WHAT YOU NEED TO DO:
Output the records. Match them exactly.

-------

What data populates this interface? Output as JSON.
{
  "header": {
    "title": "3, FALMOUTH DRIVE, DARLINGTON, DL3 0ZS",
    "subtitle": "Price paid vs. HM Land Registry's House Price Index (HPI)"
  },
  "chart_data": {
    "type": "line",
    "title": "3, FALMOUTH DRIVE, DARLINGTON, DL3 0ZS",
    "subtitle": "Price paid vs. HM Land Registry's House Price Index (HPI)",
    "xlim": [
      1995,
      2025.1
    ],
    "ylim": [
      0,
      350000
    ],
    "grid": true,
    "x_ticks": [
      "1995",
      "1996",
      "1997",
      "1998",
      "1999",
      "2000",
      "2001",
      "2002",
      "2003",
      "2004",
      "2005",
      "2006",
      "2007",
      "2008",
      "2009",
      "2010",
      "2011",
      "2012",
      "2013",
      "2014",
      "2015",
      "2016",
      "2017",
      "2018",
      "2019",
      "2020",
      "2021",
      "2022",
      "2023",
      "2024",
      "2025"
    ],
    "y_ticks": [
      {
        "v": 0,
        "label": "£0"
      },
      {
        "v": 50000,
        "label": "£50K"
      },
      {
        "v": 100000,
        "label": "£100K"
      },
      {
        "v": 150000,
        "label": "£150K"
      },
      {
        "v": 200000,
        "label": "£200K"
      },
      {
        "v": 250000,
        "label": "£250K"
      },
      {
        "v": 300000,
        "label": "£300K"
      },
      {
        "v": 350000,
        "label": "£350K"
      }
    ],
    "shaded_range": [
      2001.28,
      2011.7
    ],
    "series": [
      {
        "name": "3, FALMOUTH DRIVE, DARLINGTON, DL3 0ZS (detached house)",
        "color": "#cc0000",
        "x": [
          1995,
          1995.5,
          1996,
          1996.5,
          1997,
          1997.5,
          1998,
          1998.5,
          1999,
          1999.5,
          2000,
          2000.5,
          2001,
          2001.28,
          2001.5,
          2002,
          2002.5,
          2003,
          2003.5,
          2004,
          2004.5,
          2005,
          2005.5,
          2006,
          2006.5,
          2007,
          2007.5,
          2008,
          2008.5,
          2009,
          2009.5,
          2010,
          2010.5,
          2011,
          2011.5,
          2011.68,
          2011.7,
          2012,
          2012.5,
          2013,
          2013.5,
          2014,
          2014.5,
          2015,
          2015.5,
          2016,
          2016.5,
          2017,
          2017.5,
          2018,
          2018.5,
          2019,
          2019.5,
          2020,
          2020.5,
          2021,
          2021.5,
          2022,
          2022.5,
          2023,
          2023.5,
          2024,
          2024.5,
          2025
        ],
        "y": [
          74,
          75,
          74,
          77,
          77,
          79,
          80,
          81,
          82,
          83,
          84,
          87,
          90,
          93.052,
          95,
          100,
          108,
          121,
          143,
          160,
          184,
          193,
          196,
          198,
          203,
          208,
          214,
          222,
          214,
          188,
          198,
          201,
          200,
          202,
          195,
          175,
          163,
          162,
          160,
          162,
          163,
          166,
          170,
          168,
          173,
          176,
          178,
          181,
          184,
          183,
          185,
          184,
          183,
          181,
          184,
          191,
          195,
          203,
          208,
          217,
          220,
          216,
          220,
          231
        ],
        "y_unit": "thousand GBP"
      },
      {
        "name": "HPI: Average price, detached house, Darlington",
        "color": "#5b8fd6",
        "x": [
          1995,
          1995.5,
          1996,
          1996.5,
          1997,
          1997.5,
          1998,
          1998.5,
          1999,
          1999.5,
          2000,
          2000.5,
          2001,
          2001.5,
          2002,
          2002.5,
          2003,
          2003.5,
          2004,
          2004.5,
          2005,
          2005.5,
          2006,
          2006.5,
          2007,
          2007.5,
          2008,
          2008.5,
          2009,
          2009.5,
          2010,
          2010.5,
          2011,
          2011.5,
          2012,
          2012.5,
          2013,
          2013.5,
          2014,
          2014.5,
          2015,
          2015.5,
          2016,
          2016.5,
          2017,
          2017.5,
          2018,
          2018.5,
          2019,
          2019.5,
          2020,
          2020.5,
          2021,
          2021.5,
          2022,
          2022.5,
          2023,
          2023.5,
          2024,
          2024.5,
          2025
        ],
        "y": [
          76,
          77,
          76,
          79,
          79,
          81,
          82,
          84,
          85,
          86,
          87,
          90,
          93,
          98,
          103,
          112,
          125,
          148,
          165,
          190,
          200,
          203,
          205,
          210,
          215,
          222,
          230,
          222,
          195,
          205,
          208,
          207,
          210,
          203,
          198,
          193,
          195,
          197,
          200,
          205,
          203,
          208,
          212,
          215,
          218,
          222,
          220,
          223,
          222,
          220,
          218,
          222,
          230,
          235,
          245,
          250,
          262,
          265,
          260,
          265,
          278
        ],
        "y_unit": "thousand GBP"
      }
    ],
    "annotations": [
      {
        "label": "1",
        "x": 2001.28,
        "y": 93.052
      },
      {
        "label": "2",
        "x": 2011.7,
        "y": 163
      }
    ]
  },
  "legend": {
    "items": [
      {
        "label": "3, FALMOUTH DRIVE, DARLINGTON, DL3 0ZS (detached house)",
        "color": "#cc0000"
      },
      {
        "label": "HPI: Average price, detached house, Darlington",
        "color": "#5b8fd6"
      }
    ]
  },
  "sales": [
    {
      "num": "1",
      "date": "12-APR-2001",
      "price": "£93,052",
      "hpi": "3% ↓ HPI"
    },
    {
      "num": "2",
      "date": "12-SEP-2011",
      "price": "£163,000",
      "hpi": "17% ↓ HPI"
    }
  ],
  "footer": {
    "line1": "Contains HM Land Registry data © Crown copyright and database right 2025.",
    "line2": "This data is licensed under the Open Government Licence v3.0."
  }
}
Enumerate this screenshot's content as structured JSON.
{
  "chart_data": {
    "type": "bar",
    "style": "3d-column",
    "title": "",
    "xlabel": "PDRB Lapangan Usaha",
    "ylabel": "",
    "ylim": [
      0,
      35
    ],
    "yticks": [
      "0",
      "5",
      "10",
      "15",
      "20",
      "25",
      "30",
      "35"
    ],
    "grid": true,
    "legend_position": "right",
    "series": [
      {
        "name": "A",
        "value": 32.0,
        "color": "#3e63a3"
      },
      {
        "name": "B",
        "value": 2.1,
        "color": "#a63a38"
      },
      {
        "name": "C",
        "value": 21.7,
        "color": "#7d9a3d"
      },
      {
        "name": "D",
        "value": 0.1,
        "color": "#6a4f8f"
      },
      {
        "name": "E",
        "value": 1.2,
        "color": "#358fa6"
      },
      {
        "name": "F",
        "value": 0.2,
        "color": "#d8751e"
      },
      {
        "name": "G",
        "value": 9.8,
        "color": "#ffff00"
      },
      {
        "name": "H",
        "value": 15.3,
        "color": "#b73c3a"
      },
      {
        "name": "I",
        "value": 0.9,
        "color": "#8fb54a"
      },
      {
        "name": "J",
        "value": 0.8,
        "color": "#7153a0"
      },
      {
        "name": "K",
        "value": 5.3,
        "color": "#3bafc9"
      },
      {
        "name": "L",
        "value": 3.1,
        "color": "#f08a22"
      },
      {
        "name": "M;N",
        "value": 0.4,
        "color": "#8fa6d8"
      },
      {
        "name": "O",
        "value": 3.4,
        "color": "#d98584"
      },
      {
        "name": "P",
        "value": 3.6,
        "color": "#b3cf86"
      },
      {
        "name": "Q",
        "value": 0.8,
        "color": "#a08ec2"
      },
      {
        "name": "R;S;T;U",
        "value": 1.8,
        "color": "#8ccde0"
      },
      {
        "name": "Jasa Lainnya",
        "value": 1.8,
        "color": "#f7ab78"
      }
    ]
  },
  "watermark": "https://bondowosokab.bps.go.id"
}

-------

SOLUTION TO THIS TASK:
What data populates this interface? Output as JSON.
{
  "header": {
    "title": "3, FALMOUTH DRIVE, DARLINGTON, DL3 0ZS",
    "subtitle": "Price paid vs. HM Land Registry's House Price Index (HPI)"
  },
  "chart_data": {
    "type": "line",
    "title": "3, FALMOUTH DRIVE, DARLINGTON, DL3 0ZS",
    "subtitle": "Price paid vs. HM Land Registry's House Price Index (HPI)",
    "xlim": [
      1995,
      2025.1
    ],
    "ylim": [
      0,
      350000
    ],
    "grid": true,
    "x_ticks": [
      "1995",
      "1996",
      "1997",
      "1998",
      "1999",
      "2000",
      "2001",
      "2002",
      "2003",
      "2004",
      "2005",
      "2006",
      "2007",
      "2008",
      "2009",
      "2010",
      "2011",
      "2012",
      "2013",
      "2014",
      "2015",
      "2016",
      "2017",
      "2018",
      "2019",
      "2020",
      "2021",
      "2022",
      "2023",
      "2024",
      "2025"
    ],
    "y_ticks": [
      {
        "v": 0,
        "label": "£0"
      },
      {
        "v": 50000,
        "label": "£50K"
      },
      {
        "v": 100000,
        "label": "£100K"
      },
      {
        "v": 150000,
        "label": "£150K"
      },
      {
        "v": 200000,
        "label": "£200K"
      },
      {
        "v": 250000,
        "label": "£250K"
      },
      {
        "v": 300000,
        "label": "£300K"
      },
      {
        "v": 350000,
        "label": "£350K"
      }
    ],
    "shaded_range": [
      2001.28,
      2011.7
    ],
    "series": [
      {
        "name": "3, FALMOUTH DRIVE, DARLINGTON, DL3 0ZS (detached house)",
        "color": "#cc0000",
        "x": [
          1995,
          1995.5,
          1996,
          1996.5,
          1997,
          1997.5,
          1998,
          1998.5,
          1999,
          1999.5,
          2000,
          2000.5,
          2001,
          2001.28,
          2001.5,
          2002,
          2002.5,
          2003,
          2003.5,
          2004,
          2004.5,
          2005,
          2005.5,
          2006,
          2006.5,
          2007,
          2007.5,
          2008,
          2008.5,
          2009,
          2009.5,
          2010,
          2010.5,
          2011,
          2011.5,
          2011.68,
          2011.7,
          2012,
          2012.5,
          2013,
          2013.5,
          2014,
          2014.5,
          2015,
          2015.5,
          2016,
          2016.5,
          2017,
          2017.5,
          2018,
          2018.5,
          2019,
          2019.5,
          2020,
          2020.5,
          2021,
          2021.5,
          2022,
          2022.5,
          2023,
          2023.5,
          2024,
          2024.5,
          2025
        ],
        "y": [
          74,
          75,
          74,
          77,
          77,
          79,
          80,
          81,
          82,
          83,
          84,
          87,
          90,
          93.052,
          95,
          100,
          108,
          121,
          143,
          160,
          184,
          193,
          196,
          198,
          203,
          208,
          214,
          222,
          214,
          188,
          198,
          201,
          200,
          202,
          195,
          175,
          163,
          162,
          160,
          162,
          163,
          166,
          170,
          168,
          173,
          176,
          178,
          181,
          184,
          183,
          185,
          184,
          183,
          181,
          184,
          191,
          195,
          203,
          208,
          217,
          220,
          216,
          220,
          231
        ],
        "y_unit": "thousand GBP"
      },
      {
        "name": "HPI: Average price, detached house, Darlington",
        "color": "#5b8fd6",
        "x": [
          1995,
          1995.5,
          1996,
          1996.5,
          1997,
          1997.5,
          1998,
          1998.5,
          1999,
          1999.5,
          2000,
          2000.5,
          2001,
          2001.5,
          2002,
          2002.5,
          2003,
          2003.5,
          2004,
          2004.5,
          2005,
          2005.5,
          2006,
          2006.5,
          2007,
          2007.5,
          2008,
          2008.5,
          2009,
          2009.5,
          2010,
          2010.5,
          2011,
          2011.5,
          2012,
          2012.5,
          2013,
          2013.5,
          2014,
          2014.5,
          2015,
          2015.5,
          2016,
          2016.5,
          2017,
          2017.5,
          2018,
          2018.5,
          2019,
          2019.5,
          2020,
          2020.5,
          2021,
          2021.5,
          2022,
          2022.5,
          2023,
          2023.5,
          2024,
          2024.5,
          2025
        ],
        "y": [
          76,
          77,
          76,
          79,
          79,
          81,
          82,
          84,
          85,
          86,
          87,
          90,
          93,
          98,
          103,
          112,
          125,
          148,
          165,
          190,
          200,
          203,
          205,
          210,
          215,
          222,
          230,
          222,
          195,
          205,
          208,
          207,
          210,
          203,
          198,
          193,
          195,
          197,
          200,
          205,
          203,
          208,
          212,
          215,
          218,
          222,
          220,
          223,
          222,
          220,
          218,
          222,
          230,
          235,
          245,
          250,
          262,
          265,
          260,
          265,
          278
        ],
        "y_unit": "thousand GBP"
      }
    ],
    "annotations": [
      {
        "label": "1",
        "x": 2001.28,
        "y": 93.052
      },
      {
        "label": "2",
        "x": 2011.7,
        "y": 163
      }
    ]
  },
  "legend": {
    "items": [
      {
        "label": "3, FALMOUTH DRIVE, DARLINGTON, DL3 0ZS (detached house)",
        "color": "#cc0000"
      },
      {
        "label": "HPI: Average price, detached house, Darlington",
        "color": "#5b8fd6"
      }
    ]
  },
  "sales": [
    {
      "num": "1",
      "date": "12-APR-2001",
      "price": "£93,052",
      "hpi": "3% ↓ HPI"
    },
    {
      "num": "2",
      "date": "12-SEP-2011",
      "price": "£163,000",
      "hpi": "17% ↓ HPI"
    }
  ],
  "footer": {
    "line1": "Contains HM Land Registry data © Crown copyright and database right 2025.",
    "line2": "This data is licensed under the Open Government Licence v3.0."
  }
}
Enumerate this screenshot's content as structured JSON.
{
  "chart_data": {
    "type": "bar",
    "style": "3d-column",
    "title": "",
    "xlabel": "PDRB Lapangan Usaha",
    "ylabel": "",
    "ylim": [
      0,
      35
    ],
    "yticks": [
      "0",
      "5",
      "10",
      "15",
      "20",
      "25",
      "30",
      "35"
    ],
    "grid": true,
    "legend_position": "right",
    "series": [
      {
        "name": "A",
        "value": 32.0,
        "color": "#3e63a3"
      },
      {
        "name": "B",
        "value": 2.1,
        "color": "#a63a38"
      },
      {
        "name": "C",
        "value": 21.7,
        "color": "#7d9a3d"
      },
      {
        "name": "D",
        "value": 0.1,
        "color": "#6a4f8f"
      },
      {
        "name": "E",
        "value": 1.2,
        "color": "#358fa6"
      },
      {
        "name": "F",
        "value": 0.2,
        "color": "#d8751e"
      },
      {
        "name": "G",
        "value": 9.8,
        "color": "#ffff00"
      },
      {
        "name": "H",
        "value": 15.3,
        "color": "#b73c3a"
      },
      {
        "name": "I",
        "value": 0.9,
        "color": "#8fb54a"
      },
      {
        "name": "J",
        "value": 0.8,
        "color": "#7153a0"
      },
      {
        "name": "K",
        "value": 5.3,
        "color": "#3bafc9"
      },
      {
        "name": "L",
        "value": 3.1,
        "color": "#f08a22"
      },
      {
        "name": "M;N",
        "value": 0.4,
        "color": "#8fa6d8"
      },
      {
        "name": "O",
        "value": 3.4,
        "color": "#d98584"
      },
      {
        "name": "P",
        "value": 3.6,
        "color": "#b3cf86"
      },
      {
        "name": "Q",
        "value": 0.8,
        "color": "#a08ec2"
      },
      {
        "name": "R;S;T;U",
        "value": 1.8,
        "color": "#8ccde0"
      },
      {
        "name": "Jasa Lainnya",
        "value": 1.8,
        "color": "#f7ab78"
      }
    ]
  },
  "watermark": "https://bondowosokab.bps.go.id"
}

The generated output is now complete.